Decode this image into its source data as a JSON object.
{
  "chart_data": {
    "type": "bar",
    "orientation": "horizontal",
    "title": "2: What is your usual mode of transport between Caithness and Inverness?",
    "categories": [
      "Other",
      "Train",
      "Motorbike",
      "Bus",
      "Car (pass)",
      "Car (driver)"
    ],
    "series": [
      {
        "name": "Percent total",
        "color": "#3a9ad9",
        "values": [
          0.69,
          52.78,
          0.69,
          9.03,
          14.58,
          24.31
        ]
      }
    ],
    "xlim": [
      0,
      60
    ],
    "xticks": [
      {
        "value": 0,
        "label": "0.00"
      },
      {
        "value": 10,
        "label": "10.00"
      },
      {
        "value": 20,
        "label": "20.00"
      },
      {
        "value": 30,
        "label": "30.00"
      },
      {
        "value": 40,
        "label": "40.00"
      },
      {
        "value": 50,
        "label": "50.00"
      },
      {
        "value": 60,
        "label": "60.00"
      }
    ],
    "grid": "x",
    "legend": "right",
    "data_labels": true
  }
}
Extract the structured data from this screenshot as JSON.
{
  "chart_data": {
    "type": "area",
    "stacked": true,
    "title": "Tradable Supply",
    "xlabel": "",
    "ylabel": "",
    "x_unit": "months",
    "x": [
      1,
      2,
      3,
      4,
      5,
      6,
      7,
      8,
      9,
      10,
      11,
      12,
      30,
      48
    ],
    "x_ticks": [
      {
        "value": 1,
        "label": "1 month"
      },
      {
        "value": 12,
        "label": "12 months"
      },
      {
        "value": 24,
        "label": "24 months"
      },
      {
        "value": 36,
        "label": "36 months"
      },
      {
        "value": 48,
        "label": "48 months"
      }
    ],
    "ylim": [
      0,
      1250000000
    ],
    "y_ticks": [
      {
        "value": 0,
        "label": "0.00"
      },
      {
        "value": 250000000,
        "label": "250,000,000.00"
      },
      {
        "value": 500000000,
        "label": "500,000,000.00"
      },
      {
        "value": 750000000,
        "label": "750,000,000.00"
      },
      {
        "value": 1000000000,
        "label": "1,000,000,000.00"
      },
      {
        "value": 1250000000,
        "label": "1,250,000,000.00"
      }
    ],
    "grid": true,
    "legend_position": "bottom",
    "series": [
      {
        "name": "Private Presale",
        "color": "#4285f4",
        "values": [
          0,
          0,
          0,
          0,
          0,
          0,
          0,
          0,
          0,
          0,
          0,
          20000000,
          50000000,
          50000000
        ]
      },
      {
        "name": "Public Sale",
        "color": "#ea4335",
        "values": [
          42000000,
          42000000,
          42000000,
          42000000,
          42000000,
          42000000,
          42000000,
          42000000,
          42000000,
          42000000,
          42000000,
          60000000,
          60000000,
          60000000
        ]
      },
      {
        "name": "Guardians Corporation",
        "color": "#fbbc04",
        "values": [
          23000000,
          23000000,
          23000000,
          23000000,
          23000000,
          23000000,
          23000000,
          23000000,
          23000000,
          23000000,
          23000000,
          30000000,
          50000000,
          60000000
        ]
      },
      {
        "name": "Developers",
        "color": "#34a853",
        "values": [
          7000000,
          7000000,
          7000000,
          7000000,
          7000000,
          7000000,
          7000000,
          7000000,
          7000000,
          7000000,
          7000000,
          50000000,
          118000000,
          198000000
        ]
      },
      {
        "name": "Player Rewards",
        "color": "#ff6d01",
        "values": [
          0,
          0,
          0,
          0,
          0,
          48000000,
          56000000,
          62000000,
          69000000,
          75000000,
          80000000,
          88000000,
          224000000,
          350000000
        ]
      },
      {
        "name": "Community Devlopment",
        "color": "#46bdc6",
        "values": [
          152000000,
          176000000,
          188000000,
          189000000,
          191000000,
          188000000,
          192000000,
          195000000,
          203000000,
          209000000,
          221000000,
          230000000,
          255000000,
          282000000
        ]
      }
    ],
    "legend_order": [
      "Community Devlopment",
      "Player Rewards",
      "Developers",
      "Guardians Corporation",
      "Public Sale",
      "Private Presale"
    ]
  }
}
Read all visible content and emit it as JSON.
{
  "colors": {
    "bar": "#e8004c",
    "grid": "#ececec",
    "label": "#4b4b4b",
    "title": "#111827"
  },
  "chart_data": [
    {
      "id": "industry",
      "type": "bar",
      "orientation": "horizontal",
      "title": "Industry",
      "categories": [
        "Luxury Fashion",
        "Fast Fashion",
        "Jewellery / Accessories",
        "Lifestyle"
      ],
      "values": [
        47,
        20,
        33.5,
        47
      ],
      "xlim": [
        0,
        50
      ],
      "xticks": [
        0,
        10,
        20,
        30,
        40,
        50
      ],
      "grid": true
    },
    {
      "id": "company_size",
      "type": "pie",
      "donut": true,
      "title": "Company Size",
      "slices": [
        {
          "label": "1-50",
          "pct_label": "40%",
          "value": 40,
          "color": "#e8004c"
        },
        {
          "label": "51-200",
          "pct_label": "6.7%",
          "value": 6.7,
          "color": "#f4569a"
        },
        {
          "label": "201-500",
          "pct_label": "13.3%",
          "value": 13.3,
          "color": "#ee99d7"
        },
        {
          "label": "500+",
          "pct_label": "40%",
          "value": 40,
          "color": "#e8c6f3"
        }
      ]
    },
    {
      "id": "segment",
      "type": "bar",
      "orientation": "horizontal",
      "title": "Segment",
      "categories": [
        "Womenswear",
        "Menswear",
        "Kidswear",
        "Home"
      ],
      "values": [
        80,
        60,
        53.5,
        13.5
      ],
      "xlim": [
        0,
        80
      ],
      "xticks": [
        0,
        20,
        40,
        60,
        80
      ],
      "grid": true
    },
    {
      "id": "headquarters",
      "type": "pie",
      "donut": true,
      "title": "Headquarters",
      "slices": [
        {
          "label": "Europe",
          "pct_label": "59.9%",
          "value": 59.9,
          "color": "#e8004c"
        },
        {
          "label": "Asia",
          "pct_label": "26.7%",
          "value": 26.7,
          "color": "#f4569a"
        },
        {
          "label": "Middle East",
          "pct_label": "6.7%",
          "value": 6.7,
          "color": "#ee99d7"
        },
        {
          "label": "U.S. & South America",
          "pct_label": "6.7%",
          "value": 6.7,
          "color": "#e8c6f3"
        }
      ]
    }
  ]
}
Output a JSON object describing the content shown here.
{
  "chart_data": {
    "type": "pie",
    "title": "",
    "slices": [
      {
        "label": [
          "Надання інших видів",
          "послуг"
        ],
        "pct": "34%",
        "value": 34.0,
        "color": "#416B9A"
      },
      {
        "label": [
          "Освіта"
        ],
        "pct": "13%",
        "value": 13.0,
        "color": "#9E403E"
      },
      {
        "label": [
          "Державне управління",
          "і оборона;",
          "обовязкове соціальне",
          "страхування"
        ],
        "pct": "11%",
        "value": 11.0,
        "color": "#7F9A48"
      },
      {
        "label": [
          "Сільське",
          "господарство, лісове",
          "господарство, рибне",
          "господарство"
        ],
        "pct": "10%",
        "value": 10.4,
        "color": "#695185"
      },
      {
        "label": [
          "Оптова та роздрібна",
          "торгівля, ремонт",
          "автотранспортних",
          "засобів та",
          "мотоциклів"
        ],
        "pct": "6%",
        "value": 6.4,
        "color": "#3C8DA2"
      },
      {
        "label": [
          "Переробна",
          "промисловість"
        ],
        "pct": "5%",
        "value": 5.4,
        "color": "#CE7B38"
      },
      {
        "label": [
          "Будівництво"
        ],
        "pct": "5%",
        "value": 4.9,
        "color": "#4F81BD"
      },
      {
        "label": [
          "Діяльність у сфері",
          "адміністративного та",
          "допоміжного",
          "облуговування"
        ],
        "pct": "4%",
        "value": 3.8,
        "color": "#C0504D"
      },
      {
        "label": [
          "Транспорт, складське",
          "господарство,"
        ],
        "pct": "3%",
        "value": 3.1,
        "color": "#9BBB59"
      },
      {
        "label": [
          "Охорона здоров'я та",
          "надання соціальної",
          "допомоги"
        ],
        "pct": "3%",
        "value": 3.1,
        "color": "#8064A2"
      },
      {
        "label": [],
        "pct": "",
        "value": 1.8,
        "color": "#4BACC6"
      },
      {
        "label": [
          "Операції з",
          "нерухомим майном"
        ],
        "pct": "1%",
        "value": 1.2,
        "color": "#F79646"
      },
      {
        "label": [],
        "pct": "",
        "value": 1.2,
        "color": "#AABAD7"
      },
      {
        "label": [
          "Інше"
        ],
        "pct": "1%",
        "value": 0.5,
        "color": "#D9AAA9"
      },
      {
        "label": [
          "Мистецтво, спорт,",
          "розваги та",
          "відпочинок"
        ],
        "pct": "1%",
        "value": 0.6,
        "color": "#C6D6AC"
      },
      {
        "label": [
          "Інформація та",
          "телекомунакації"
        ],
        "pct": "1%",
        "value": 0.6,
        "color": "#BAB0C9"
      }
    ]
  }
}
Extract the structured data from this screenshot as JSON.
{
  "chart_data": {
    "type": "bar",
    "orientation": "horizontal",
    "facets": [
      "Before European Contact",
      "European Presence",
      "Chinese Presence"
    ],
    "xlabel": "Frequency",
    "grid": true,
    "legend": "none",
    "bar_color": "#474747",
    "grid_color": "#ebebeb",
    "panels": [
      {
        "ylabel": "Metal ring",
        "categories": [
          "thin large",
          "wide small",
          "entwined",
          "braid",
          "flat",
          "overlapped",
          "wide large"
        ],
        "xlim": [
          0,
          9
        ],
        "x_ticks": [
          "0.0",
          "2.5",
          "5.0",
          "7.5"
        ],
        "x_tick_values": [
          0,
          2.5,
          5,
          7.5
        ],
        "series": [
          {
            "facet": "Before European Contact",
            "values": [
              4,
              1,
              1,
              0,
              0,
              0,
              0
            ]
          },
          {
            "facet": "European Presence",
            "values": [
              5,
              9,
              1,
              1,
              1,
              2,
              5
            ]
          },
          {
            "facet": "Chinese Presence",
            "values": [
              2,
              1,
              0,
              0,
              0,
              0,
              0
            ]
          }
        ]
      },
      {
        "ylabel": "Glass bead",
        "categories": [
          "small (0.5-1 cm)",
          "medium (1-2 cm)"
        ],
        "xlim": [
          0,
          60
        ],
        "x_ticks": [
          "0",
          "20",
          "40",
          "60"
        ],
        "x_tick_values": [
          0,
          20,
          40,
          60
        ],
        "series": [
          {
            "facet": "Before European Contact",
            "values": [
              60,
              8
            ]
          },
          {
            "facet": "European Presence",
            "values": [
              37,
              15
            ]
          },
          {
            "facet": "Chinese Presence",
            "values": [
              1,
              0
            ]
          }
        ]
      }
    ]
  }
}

════════

In the entries above, locate every line with the word "ylabel" and copy it.

    "ylabel": "",
        "ylabel": "Metal ring",
        "ylabel": "Glass bead",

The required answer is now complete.